▶ JOB
Exact repetition of every entry is required.

begin EXERCISE INPUTS

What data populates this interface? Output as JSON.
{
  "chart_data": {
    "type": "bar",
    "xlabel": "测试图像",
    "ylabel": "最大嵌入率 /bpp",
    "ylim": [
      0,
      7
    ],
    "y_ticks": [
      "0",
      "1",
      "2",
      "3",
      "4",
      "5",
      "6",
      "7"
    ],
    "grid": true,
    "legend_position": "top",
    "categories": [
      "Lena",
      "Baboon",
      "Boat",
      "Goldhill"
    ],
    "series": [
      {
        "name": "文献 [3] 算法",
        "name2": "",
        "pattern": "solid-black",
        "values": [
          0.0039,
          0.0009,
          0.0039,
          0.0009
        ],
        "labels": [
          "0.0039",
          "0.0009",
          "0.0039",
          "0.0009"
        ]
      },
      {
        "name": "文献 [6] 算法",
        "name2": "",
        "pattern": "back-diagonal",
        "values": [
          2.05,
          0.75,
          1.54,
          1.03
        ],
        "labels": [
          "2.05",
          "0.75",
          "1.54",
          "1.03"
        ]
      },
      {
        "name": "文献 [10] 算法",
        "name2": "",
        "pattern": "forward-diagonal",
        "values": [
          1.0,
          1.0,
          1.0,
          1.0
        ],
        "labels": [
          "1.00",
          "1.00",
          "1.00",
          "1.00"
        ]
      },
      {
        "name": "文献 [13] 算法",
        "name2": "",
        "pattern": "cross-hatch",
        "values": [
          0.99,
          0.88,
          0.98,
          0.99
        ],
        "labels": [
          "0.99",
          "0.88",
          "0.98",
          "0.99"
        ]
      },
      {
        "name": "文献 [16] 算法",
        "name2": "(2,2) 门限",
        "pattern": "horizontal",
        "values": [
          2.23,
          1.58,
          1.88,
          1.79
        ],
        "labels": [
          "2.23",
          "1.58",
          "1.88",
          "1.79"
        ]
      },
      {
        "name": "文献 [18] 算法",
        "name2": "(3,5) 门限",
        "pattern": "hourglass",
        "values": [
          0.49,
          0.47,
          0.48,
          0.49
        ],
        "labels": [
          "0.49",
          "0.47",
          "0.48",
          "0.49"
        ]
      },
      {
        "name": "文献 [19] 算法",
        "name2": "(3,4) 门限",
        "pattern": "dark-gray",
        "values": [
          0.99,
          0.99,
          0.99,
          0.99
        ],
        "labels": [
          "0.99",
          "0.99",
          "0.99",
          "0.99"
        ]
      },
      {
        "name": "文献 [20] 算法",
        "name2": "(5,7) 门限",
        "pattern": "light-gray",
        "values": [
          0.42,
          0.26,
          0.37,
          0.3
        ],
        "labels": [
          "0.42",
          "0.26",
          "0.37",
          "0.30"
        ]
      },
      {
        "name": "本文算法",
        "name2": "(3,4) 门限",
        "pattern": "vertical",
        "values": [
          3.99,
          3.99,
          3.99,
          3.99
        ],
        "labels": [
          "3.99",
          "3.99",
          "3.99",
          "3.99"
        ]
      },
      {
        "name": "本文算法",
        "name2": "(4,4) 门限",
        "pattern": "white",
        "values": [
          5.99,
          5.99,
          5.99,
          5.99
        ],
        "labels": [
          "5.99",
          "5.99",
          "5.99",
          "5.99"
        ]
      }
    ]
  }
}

end EXERCISE INPUTS

▶ ANSWER TO THE PROBLEM
What data populates this interface? Output as JSON.
{
  "chart_data": {
    "type": "bar",
    "xlabel": "测试图像",
    "ylabel": "最大嵌入率 /bpp",
    "ylim": [
      0,
      7
    ],
    "y_ticks": [
      "0",
      "1",
      "2",
      "3",
      "4",
      "5",
      "6",
      "7"
    ],
    "grid": true,
    "legend_position": "top",
    "categories": [
      "Lena",
      "Baboon",
      "Boat",
      "Goldhill"
    ],
    "series": [
      {
        "name": "文献 [3] 算法",
        "name2": "",
        "pattern": "solid-black",
        "values": [
          0.0039,
          0.0009,
          0.0039,
          0.0009
        ],
        "labels": [
          "0.0039",
          "0.0009",
          "0.0039",
          "0.0009"
        ]
      },
      {
        "name": "文献 [6] 算法",
        "name2": "",
        "pattern": "back-diagonal",
        "values": [
          2.05,
          0.75,
          1.54,
          1.03
        ],
        "labels": [
          "2.05",
          "0.75",
          "1.54",
          "1.03"
        ]
      },
      {
        "name": "文献 [10] 算法",
        "name2": "",
        "pattern": "forward-diagonal",
        "values": [
          1.0,
          1.0,
          1.0,
          1.0
        ],
        "labels": [
          "1.00",
          "1.00",
          "1.00",
          "1.00"
        ]
      },
      {
        "name": "文献 [13] 算法",
        "name2": "",
        "pattern": "cross-hatch",
        "values": [
          0.99,
          0.88,
          0.98,
          0.99
        ],
        "labels": [
          "0.99",
          "0.88",
          "0.98",
          "0.99"
        ]
      },
      {
        "name": "文献 [16] 算法",
        "name2": "(2,2) 门限",
        "pattern": "horizontal",
        "values": [
          2.23,
          1.58,
          1.88,
          1.79
        ],
        "labels": [
          "2.23",
          "1.58",
          "1.88",
          "1.79"
        ]
      },
      {
        "name": "文献 [18] 算法",
        "name2": "(3,5) 门限",
        "pattern": "hourglass",
        "values": [
          0.49,
          0.47,
          0.48,
          0.49
        ],
        "labels": [
          "0.49",
          "0.47",
          "0.48",
          "0.49"
        ]
      },
      {
        "name": "文献 [19] 算法",
        "name2": "(3,4) 门限",
        "pattern": "dark-gray",
        "values": [
          0.99,
          0.99,
          0.99,
          0.99
        ],
        "labels": [
          "0.99",
          "0.99",
          "0.99",
          "0.99"
        ]
      },
      {
        "name": "文献 [20] 算法",
        "name2": "(5,7) 门限",
        "pattern": "light-gray",
        "values": [
          0.42,
          0.26,
          0.37,
          0.3
        ],
        "labels": [
          "0.42",
          "0.26",
          "0.37",
          "0.30"
        ]
      },
      {
        "name": "本文算法",
        "name2": "(3,4) 门限",
        "pattern": "vertical",
        "values": [
          3.99,
          3.99,
          3.99,
          3.99
        ],
        "labels": [
          "3.99",
          "3.99",
          "3.99",
          "3.99"
        ]
      },
      {
        "name": "本文算法",
        "name2": "(4,4) 门限",
        "pattern": "white",
        "values": [
          5.99,
          5.99,
          5.99,
          5.99
        ],
        "labels": [
          "5.99",
          "5.99",
          "5.99",
          "5.99"
        ]
      }
    ]
  }
}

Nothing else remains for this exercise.